• EXERCISE DETAILS:
All of the records below should be output exactly.

• DATA SUPPLIED:
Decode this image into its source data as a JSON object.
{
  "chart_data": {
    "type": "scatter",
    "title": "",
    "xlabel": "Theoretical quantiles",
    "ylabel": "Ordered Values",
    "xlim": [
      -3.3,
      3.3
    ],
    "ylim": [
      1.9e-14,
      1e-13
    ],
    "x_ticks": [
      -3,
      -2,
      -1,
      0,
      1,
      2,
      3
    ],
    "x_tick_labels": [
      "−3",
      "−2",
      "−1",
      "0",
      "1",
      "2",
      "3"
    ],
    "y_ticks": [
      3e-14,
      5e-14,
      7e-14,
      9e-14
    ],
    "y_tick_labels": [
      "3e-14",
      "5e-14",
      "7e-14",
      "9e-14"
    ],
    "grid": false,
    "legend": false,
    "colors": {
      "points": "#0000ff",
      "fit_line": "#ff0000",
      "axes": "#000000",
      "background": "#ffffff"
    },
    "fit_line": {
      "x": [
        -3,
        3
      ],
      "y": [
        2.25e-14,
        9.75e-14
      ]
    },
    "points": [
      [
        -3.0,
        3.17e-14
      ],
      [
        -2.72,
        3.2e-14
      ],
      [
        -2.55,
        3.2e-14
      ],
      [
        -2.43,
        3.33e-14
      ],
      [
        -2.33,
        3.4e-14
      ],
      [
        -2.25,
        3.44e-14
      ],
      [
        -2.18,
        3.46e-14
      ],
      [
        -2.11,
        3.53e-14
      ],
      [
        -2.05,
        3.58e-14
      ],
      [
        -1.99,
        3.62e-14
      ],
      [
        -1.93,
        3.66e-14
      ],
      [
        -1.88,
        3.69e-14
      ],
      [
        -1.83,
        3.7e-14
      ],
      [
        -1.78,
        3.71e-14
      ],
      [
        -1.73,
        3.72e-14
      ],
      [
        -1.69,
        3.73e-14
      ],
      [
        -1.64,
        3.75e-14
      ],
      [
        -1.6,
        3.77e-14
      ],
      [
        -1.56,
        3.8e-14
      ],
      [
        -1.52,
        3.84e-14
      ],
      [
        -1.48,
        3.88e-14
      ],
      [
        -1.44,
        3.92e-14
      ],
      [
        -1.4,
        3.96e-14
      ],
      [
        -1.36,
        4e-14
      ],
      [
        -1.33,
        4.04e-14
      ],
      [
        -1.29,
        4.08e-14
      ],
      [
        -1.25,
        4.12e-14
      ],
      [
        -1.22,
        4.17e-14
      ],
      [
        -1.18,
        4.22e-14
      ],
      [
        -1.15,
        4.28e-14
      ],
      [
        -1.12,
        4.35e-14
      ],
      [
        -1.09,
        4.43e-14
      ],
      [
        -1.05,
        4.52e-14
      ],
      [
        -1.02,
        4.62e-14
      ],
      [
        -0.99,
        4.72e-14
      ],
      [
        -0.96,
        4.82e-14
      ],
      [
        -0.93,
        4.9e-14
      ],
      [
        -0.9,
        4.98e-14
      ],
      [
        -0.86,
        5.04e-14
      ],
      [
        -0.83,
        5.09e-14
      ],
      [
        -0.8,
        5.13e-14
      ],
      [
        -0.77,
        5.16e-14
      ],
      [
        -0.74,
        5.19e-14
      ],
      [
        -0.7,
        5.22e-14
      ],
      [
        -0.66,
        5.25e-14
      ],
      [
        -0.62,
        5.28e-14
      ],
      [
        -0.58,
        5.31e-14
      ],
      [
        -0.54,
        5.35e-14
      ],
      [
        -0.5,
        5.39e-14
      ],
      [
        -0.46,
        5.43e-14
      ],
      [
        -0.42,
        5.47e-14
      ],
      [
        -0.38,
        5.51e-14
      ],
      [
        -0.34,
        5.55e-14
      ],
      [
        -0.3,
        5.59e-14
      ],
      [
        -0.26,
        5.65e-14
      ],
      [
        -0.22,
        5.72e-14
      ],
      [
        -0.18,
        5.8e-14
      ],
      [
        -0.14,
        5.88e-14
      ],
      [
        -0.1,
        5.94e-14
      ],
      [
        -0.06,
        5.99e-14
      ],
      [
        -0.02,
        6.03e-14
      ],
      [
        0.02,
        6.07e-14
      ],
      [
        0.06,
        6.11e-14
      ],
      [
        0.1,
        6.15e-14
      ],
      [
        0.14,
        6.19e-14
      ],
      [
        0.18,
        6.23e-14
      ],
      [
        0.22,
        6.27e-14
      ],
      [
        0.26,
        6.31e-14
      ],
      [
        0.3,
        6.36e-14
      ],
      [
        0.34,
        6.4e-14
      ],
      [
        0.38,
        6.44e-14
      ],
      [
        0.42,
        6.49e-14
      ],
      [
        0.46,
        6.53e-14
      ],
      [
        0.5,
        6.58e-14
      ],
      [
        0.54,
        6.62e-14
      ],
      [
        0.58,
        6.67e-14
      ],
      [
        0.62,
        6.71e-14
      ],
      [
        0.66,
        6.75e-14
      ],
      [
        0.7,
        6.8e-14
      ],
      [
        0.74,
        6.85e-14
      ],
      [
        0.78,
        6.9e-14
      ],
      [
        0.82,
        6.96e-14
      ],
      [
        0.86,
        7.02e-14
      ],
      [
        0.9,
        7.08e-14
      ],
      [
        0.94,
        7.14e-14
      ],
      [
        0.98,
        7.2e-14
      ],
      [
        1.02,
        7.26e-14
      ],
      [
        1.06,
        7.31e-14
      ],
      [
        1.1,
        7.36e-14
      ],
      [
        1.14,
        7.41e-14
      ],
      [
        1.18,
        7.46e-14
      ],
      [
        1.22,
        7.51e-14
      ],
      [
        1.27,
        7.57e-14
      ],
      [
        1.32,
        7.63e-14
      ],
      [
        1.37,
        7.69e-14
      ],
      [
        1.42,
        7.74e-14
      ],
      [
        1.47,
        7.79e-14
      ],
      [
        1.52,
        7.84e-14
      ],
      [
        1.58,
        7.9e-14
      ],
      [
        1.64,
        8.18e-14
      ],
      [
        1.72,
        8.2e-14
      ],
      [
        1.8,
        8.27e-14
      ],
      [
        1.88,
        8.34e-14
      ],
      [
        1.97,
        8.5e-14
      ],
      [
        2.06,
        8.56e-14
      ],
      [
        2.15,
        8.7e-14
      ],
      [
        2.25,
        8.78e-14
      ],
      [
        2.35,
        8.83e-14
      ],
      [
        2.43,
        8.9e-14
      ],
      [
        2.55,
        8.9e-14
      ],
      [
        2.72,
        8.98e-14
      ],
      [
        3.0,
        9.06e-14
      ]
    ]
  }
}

• TASK RESULT:
Decode this image into its source data as a JSON object.
{
  "chart_data": {
    "type": "scatter",
    "title": "",
    "xlabel": "Theoretical quantiles",
    "ylabel": "Ordered Values",
    "xlim": [
      -3.3,
      3.3
    ],
    "ylim": [
      1.9e-14,
      1e-13
    ],
    "x_ticks": [
      -3,
      -2,
      -1,
      0,
      1,
      2,
      3
    ],
    "x_tick_labels": [
      "−3",
      "−2",
      "−1",
      "0",
      "1",
      "2",
      "3"
    ],
    "y_ticks": [
      3e-14,
      5e-14,
      7e-14,
      9e-14
    ],
    "y_tick_labels": [
      "3e-14",
      "5e-14",
      "7e-14",
      "9e-14"
    ],
    "grid": false,
    "legend": false,
    "colors": {
      "points": "#0000ff",
      "fit_line": "#ff0000",
      "axes": "#000000",
      "background": "#ffffff"
    },
    "fit_line": {
      "x": [
        -3,
        3
      ],
      "y": [
        2.25e-14,
        9.75e-14
      ]
    },
    "points": [
      [
        -3.0,
        3.17e-14
      ],
      [
        -2.72,
        3.2e-14
      ],
      [
        -2.55,
        3.2e-14
      ],
      [
        -2.43,
        3.33e-14
      ],
      [
        -2.33,
        3.4e-14
      ],
      [
        -2.25,
        3.44e-14
      ],
      [
        -2.18,
        3.46e-14
      ],
      [
        -2.11,
        3.53e-14
      ],
      [
        -2.05,
        3.58e-14
      ],
      [
        -1.99,
        3.62e-14
      ],
      [
        -1.93,
        3.66e-14
      ],
      [
        -1.88,
        3.69e-14
      ],
      [
        -1.83,
        3.7e-14
      ],
      [
        -1.78,
        3.71e-14
      ],
      [
        -1.73,
        3.72e-14
      ],
      [
        -1.69,
        3.73e-14
      ],
      [
        -1.64,
        3.75e-14
      ],
      [
        -1.6,
        3.77e-14
      ],
      [
        -1.56,
        3.8e-14
      ],
      [
        -1.52,
        3.84e-14
      ],
      [
        -1.48,
        3.88e-14
      ],
      [
        -1.44,
        3.92e-14
      ],
      [
        -1.4,
        3.96e-14
      ],
      [
        -1.36,
        4e-14
      ],
      [
        -1.33,
        4.04e-14
      ],
      [
        -1.29,
        4.08e-14
      ],
      [
        -1.25,
        4.12e-14
      ],
      [
        -1.22,
        4.17e-14
      ],
      [
        -1.18,
        4.22e-14
      ],
      [
        -1.15,
        4.28e-14
      ],
      [
        -1.12,
        4.35e-14
      ],
      [
        -1.09,
        4.43e-14
      ],
      [
        -1.05,
        4.52e-14
      ],
      [
        -1.02,
        4.62e-14
      ],
      [
        -0.99,
        4.72e-14
      ],
      [
        -0.96,
        4.82e-14
      ],
      [
        -0.93,
        4.9e-14
      ],
      [
        -0.9,
        4.98e-14
      ],
      [
        -0.86,
        5.04e-14
      ],
      [
        -0.83,
        5.09e-14
      ],
      [
        -0.8,
        5.13e-14
      ],
      [
        -0.77,
        5.16e-14
      ],
      [
        -0.74,
        5.19e-14
      ],
      [
        -0.7,
        5.22e-14
      ],
      [
        -0.66,
        5.25e-14
      ],
      [
        -0.62,
        5.28e-14
      ],
      [
        -0.58,
        5.31e-14
      ],
      [
        -0.54,
        5.35e-14
      ],
      [
        -0.5,
        5.39e-14
      ],
      [
        -0.46,
        5.43e-14
      ],
      [
        -0.42,
        5.47e-14
      ],
      [
        -0.38,
        5.51e-14
      ],
      [
        -0.34,
        5.55e-14
      ],
      [
        -0.3,
        5.59e-14
      ],
      [
        -0.26,
        5.65e-14
      ],
      [
        -0.22,
        5.72e-14
      ],
      [
        -0.18,
        5.8e-14
      ],
      [
        -0.14,
        5.88e-14
      ],
      [
        -0.1,
        5.94e-14
      ],
      [
        -0.06,
        5.99e-14
      ],
      [
        -0.02,
        6.03e-14
      ],
      [
        0.02,
        6.07e-14
      ],
      [
        0.06,
        6.11e-14
      ],
      [
        0.1,
        6.15e-14
      ],
      [
        0.14,
        6.19e-14
      ],
      [
        0.18,
        6.23e-14
      ],
      [
        0.22,
        6.27e-14
      ],
      [
        0.26,
        6.31e-14
      ],
      [
        0.3,
        6.36e-14
      ],
      [
        0.34,
        6.4e-14
      ],
      [
        0.38,
        6.44e-14
      ],
      [
        0.42,
        6.49e-14
      ],
      [
        0.46,
        6.53e-14
      ],
      [
        0.5,
        6.58e-14
      ],
      [
        0.54,
        6.62e-14
      ],
      [
        0.58,
        6.67e-14
      ],
      [
        0.62,
        6.71e-14
      ],
      [
        0.66,
        6.75e-14
      ],
      [
        0.7,
        6.8e-14
      ],
      [
        0.74,
        6.85e-14
      ],
      [
        0.78,
        6.9e-14
      ],
      [
        0.82,
        6.96e-14
      ],
      [
        0.86,
        7.02e-14
      ],
      [
        0.9,
        7.08e-14
      ],
      [
        0.94,
        7.14e-14
      ],
      [
        0.98,
        7.2e-14
      ],
      [
        1.02,
        7.26e-14
      ],
      [
        1.06,
        7.31e-14
      ],
      [
        1.1,
        7.36e-14
      ],
      [
        1.14,
        7.41e-14
      ],
      [
        1.18,
        7.46e-14
      ],
      [
        1.22,
        7.51e-14
      ],
      [
        1.27,
        7.57e-14
      ],
      [
        1.32,
        7.63e-14
      ],
      [
        1.37,
        7.69e-14
      ],
      [
        1.42,
        7.74e-14
      ],
      [
        1.47,
        7.79e-14
      ],
      [
        1.52,
        7.84e-14
      ],
      [
        1.58,
        7.9e-14
      ],
      [
        1.64,
        8.18e-14
      ],
      [
        1.72,
        8.2e-14
      ],
      [
        1.8,
        8.27e-14
      ],
      [
        1.88,
        8.34e-14
      ],
      [
        1.97,
        8.5e-14
      ],
      [
        2.06,
        8.56e-14
      ],
      [
        2.15,
        8.7e-14
      ],
      [
        2.25,
        8.78e-14
      ],
      [
        2.35,
        8.83e-14
      ],
      [
        2.43,
        8.9e-14
      ],
      [
        2.55,
        8.9e-14
      ],
      [
        2.72,
        8.98e-14
      ],
      [
        3.0,
        9.06e-14
      ]
    ]
  }
}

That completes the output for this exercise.